Work through the entries below and report how many lines include "JSON". The number alone is the answer.

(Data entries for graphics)
○ ○ ○ ○ ○

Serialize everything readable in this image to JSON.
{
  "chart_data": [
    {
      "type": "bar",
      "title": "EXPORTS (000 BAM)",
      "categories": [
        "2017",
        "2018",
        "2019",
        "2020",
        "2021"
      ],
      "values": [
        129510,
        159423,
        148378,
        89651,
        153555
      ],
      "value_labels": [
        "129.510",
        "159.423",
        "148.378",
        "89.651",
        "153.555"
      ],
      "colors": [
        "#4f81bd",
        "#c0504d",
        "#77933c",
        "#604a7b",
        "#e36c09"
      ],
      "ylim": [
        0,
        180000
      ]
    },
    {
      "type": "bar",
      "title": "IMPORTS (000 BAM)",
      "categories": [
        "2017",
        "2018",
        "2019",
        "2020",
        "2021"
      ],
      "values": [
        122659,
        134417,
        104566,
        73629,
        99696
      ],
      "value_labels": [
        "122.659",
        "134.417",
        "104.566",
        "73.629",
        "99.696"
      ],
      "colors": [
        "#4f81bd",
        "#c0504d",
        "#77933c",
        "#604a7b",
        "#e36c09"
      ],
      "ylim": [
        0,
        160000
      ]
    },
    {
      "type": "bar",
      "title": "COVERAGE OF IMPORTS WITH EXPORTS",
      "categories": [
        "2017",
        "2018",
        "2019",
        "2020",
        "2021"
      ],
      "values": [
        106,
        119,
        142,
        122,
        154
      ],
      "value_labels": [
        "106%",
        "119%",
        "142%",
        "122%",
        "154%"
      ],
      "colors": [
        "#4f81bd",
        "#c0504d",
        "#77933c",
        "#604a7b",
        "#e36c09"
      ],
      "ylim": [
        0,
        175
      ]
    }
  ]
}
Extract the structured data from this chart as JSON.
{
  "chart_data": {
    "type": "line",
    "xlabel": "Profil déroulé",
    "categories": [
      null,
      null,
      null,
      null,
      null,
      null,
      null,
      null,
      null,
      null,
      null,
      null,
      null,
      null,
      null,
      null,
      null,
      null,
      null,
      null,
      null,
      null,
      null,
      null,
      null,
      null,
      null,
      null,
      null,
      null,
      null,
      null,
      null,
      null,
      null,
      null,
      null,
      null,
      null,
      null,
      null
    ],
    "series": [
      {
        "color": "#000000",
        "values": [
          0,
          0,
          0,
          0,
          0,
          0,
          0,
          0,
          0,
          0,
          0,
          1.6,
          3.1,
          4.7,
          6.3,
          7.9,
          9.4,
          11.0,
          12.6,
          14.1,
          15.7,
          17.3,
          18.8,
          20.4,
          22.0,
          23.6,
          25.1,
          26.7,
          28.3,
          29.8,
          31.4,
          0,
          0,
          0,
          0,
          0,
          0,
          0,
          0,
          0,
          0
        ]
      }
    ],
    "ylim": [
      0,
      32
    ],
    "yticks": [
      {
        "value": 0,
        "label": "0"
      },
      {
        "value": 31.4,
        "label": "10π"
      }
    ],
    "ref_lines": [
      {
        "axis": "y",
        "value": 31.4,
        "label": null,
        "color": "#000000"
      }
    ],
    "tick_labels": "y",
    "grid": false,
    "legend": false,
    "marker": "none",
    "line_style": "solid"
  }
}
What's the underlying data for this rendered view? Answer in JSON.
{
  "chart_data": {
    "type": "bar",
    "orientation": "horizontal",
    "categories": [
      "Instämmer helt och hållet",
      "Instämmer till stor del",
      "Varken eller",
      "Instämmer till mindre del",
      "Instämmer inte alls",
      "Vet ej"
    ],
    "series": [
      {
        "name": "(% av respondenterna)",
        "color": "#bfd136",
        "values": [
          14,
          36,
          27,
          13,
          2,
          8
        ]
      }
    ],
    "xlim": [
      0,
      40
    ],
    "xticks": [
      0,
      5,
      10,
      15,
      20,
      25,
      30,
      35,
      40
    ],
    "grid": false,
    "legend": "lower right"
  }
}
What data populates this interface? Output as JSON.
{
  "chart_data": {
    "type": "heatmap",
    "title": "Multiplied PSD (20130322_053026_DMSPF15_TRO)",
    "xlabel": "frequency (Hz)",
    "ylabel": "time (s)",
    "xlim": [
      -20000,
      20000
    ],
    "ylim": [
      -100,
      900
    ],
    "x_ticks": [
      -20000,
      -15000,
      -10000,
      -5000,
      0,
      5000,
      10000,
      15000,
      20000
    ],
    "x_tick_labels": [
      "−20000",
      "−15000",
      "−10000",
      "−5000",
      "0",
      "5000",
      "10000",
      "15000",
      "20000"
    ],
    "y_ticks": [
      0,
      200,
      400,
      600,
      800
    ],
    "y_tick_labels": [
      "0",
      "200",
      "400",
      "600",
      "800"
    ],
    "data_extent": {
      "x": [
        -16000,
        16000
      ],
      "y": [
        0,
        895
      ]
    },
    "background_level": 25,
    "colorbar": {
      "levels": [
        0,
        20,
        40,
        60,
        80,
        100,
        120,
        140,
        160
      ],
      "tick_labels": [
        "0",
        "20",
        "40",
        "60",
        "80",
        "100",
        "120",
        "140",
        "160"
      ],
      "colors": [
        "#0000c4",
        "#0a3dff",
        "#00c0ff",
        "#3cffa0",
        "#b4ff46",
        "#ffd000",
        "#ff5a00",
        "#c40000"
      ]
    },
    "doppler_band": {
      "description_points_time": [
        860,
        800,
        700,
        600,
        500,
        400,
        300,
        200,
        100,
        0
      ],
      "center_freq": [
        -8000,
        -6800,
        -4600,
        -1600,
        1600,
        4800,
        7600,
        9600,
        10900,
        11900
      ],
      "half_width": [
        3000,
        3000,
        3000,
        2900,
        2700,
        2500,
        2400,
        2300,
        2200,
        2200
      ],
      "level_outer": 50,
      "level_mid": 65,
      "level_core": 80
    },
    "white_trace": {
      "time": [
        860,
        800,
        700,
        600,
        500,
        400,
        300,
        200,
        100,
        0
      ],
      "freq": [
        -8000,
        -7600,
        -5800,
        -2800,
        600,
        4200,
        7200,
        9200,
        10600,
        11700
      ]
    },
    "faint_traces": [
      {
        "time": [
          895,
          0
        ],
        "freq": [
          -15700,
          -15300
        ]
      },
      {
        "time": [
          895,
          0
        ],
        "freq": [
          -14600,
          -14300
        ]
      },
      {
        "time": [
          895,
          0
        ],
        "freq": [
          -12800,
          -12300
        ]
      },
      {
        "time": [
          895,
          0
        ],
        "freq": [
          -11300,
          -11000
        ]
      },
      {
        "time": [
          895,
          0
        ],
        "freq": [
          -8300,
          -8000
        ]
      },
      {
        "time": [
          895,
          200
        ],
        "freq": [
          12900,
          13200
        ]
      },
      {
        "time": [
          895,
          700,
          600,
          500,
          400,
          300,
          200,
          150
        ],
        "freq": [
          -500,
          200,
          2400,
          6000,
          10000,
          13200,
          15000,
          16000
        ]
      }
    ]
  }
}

○ ○ ○ ○ ○

• **TASK RESPONSE**
4